What to work on: Which lines of the records contain "structured"? Collect every one of them.

Input for this task:

● ● ● ● ● ● ●

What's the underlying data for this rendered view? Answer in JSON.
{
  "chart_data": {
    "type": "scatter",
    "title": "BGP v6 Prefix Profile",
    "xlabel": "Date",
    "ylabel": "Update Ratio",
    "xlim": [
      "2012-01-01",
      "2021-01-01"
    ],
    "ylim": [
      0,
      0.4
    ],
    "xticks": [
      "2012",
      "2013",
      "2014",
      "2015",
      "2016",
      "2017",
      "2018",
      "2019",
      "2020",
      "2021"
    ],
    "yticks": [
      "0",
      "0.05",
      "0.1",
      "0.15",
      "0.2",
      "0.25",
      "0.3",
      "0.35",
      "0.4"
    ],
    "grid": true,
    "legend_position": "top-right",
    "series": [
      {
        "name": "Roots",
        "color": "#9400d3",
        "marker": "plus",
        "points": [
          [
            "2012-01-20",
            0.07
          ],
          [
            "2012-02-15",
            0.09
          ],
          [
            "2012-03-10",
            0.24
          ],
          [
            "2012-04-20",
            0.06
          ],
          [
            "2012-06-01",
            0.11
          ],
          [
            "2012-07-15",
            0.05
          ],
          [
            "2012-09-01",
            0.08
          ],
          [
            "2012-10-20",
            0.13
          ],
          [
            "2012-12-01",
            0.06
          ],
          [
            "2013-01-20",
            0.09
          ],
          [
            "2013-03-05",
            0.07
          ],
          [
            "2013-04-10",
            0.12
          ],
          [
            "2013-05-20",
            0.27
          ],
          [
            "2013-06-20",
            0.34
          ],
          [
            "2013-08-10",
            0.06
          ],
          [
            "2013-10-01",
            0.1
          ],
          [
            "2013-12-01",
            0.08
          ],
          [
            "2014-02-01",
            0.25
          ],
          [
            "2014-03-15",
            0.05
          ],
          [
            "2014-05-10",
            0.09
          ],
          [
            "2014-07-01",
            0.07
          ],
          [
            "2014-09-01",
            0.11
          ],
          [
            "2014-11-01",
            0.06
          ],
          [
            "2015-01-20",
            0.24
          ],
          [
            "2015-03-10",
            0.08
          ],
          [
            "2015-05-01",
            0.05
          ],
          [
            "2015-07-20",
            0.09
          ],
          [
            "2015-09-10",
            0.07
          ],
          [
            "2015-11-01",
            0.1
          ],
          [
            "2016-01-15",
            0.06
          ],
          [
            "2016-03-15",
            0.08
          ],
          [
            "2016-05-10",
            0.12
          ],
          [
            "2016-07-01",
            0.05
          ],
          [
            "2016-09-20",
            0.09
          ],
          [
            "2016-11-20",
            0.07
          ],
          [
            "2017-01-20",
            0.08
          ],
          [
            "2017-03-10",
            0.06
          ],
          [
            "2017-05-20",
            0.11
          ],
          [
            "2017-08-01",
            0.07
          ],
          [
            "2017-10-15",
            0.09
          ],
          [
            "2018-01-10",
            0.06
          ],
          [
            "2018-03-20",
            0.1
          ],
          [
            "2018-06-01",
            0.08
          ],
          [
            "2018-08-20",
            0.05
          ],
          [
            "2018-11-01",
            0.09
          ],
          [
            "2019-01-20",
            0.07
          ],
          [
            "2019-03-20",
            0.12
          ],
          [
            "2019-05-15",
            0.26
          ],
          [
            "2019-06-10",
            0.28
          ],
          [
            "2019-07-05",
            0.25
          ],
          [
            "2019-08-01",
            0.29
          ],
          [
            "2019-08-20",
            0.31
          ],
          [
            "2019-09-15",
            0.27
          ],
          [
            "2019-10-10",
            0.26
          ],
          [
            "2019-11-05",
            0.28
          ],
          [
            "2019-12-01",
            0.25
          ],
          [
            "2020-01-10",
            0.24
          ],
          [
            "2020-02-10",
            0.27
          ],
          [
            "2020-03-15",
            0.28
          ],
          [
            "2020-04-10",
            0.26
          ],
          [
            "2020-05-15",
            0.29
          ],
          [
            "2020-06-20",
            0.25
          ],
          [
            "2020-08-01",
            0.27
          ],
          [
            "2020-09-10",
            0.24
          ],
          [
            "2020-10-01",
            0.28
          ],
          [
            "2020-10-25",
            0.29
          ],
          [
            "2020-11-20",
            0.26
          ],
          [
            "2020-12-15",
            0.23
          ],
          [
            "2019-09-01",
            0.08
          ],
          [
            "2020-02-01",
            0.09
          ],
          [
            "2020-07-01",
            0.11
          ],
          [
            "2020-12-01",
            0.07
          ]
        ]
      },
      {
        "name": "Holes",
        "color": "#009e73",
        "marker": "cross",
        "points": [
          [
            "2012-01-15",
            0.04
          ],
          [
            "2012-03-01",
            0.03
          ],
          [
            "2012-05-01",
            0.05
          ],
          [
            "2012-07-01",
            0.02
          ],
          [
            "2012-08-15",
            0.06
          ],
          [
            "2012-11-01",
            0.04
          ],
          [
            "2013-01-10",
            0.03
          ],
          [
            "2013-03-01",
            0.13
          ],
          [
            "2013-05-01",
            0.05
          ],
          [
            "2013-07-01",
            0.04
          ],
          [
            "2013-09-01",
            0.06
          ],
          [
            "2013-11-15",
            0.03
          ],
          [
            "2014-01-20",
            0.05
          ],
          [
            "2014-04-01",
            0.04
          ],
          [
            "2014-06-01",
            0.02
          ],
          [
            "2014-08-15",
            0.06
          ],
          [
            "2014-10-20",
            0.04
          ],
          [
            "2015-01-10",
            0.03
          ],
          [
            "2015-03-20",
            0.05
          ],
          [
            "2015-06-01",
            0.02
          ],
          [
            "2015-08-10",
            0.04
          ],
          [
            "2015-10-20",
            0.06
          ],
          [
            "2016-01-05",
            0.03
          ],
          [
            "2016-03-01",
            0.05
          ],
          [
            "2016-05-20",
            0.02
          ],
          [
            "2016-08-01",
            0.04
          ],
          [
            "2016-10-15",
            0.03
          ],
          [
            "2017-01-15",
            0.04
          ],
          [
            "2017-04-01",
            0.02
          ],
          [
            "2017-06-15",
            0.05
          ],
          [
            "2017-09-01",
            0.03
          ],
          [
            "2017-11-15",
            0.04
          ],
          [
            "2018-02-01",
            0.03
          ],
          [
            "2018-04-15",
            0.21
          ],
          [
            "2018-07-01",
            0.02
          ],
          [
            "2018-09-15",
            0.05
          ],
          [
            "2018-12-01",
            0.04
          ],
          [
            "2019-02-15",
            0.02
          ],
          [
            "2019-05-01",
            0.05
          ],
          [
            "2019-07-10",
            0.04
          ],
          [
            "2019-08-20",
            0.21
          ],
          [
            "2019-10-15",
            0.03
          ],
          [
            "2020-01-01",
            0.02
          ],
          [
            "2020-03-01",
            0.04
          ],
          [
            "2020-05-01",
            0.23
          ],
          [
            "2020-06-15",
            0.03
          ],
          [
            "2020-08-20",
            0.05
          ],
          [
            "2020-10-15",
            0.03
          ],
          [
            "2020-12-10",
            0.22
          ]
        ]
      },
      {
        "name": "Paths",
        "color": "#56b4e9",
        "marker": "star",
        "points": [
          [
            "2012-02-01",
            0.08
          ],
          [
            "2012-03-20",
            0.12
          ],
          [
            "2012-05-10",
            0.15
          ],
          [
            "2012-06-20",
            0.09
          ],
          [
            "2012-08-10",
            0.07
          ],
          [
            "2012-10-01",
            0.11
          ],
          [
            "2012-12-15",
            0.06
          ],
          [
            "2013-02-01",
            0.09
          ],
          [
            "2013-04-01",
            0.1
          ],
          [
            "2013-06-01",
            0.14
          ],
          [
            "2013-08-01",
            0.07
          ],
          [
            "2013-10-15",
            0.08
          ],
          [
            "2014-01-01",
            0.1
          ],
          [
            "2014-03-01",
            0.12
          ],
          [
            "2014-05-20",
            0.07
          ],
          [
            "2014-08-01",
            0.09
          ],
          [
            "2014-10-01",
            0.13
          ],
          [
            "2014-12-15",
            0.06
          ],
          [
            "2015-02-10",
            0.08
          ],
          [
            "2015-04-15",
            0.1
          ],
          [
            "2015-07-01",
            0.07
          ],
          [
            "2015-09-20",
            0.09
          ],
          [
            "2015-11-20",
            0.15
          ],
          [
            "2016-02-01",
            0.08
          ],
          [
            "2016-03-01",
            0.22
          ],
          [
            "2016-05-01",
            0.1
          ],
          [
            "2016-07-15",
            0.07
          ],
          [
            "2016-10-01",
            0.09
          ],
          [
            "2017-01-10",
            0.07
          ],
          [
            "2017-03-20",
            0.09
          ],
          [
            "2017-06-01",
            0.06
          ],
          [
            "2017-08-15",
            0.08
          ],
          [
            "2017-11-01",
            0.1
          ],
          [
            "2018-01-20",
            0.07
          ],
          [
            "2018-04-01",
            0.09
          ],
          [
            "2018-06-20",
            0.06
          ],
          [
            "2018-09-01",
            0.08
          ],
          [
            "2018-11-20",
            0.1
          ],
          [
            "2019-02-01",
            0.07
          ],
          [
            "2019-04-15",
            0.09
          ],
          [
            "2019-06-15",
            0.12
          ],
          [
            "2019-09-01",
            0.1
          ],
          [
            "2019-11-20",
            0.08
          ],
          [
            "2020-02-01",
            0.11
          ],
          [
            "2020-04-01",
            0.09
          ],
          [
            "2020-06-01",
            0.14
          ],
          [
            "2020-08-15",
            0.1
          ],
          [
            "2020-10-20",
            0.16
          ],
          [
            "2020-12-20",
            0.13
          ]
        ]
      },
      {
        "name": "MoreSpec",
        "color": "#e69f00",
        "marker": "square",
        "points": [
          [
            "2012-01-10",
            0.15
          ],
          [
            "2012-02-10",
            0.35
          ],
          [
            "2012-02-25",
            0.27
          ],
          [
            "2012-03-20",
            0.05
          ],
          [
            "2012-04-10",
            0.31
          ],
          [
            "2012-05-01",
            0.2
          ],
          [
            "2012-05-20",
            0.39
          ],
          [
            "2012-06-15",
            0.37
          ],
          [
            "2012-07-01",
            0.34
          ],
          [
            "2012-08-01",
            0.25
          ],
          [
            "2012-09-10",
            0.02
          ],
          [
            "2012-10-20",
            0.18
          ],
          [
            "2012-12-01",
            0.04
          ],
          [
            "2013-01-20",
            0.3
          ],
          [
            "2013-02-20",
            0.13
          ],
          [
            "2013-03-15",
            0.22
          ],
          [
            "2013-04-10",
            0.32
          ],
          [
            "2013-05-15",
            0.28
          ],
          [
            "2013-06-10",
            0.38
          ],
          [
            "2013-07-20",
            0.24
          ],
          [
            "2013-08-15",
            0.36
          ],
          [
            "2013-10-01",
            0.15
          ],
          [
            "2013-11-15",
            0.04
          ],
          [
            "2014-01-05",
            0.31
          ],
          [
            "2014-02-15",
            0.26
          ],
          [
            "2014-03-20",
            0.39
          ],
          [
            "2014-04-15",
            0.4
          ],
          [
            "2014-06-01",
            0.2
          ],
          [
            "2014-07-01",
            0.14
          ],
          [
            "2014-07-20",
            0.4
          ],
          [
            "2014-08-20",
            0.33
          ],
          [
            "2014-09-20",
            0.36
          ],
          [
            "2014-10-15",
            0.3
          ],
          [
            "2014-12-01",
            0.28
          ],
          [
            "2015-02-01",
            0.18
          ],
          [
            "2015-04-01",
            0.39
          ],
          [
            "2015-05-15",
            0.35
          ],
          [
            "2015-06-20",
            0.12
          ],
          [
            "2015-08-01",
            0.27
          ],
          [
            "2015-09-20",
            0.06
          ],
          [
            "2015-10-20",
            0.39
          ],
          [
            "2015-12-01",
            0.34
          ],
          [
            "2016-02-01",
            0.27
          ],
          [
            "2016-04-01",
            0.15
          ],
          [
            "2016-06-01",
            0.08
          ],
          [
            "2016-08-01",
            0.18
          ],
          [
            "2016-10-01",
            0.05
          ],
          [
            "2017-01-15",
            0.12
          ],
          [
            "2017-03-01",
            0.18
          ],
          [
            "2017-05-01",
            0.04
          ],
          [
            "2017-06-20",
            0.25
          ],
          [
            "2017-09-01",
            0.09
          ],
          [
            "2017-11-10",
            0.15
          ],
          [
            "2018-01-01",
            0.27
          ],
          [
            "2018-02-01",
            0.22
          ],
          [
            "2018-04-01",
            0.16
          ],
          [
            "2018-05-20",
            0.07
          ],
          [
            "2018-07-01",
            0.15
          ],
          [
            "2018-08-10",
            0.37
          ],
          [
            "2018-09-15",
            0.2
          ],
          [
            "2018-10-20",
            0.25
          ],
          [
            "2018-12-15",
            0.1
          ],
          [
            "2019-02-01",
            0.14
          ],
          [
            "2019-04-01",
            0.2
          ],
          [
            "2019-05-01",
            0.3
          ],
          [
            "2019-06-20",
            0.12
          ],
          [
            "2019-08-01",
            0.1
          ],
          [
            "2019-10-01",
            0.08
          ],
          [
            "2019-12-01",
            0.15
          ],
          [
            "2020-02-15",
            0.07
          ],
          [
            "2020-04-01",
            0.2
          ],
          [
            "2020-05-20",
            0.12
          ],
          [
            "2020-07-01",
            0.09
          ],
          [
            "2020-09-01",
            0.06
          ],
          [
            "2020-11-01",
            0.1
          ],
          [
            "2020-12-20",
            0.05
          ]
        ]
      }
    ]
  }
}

● ● ● ● ● ● ●

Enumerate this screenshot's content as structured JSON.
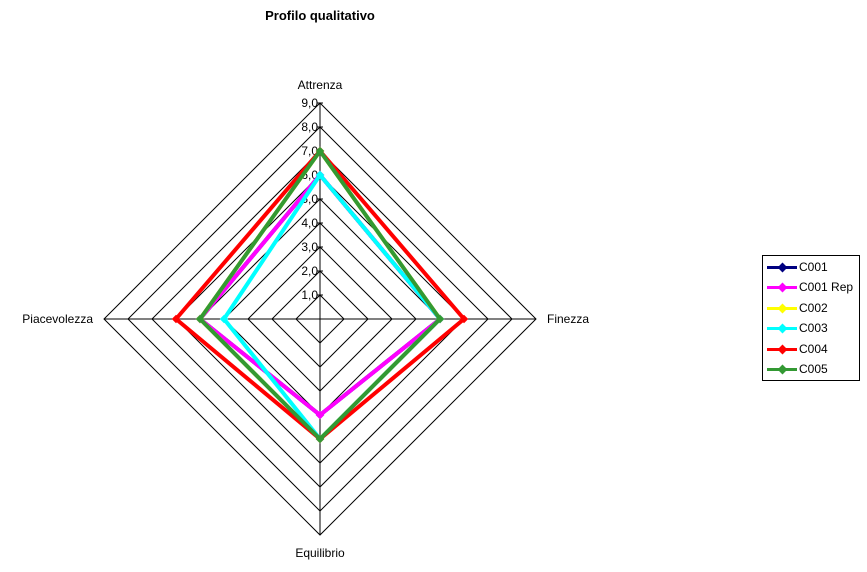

● ● ● ● ● ● ●

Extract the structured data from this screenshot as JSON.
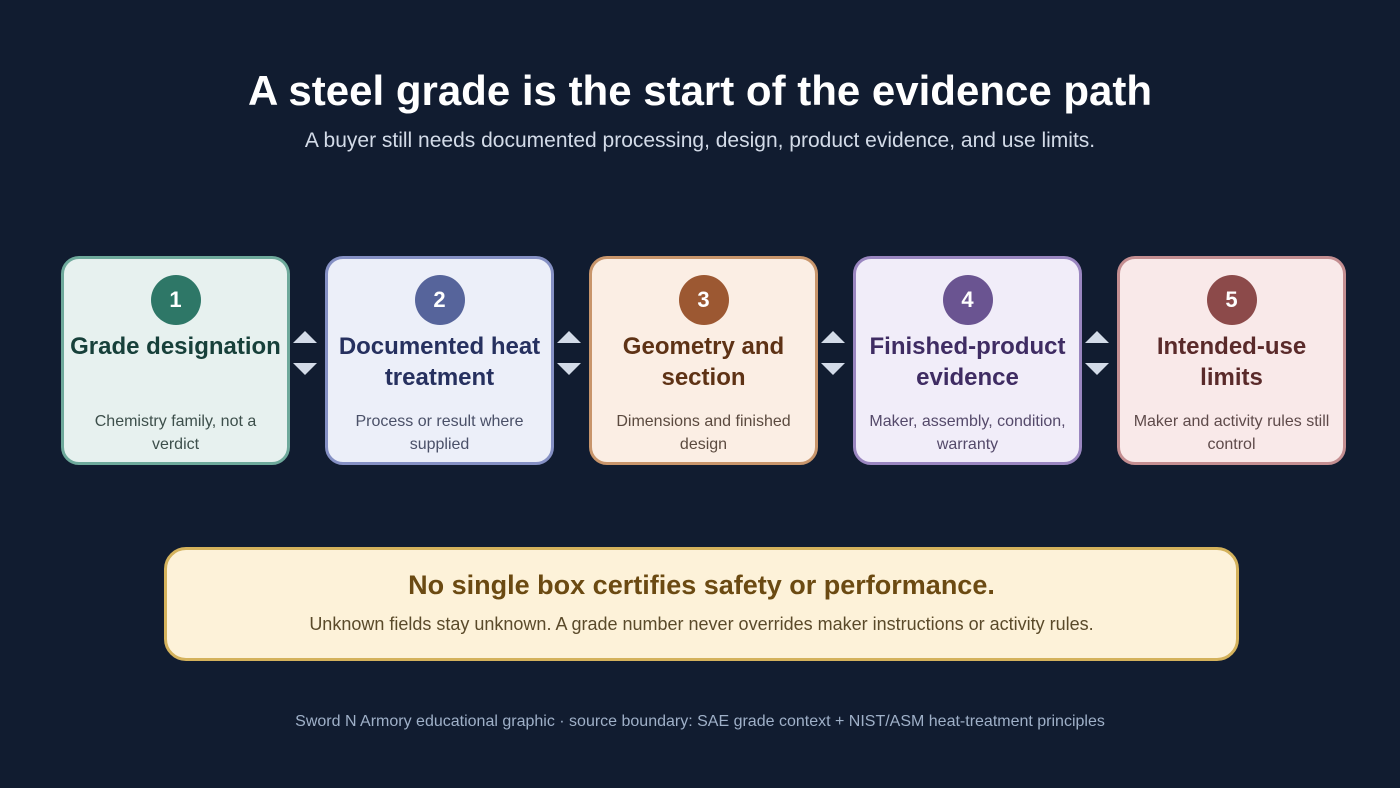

● ● ● ● ● ● ●

Worked solution:
Enumerate this screenshot's content as structured JSON.
Extract the structured data from this screenshot as JSON.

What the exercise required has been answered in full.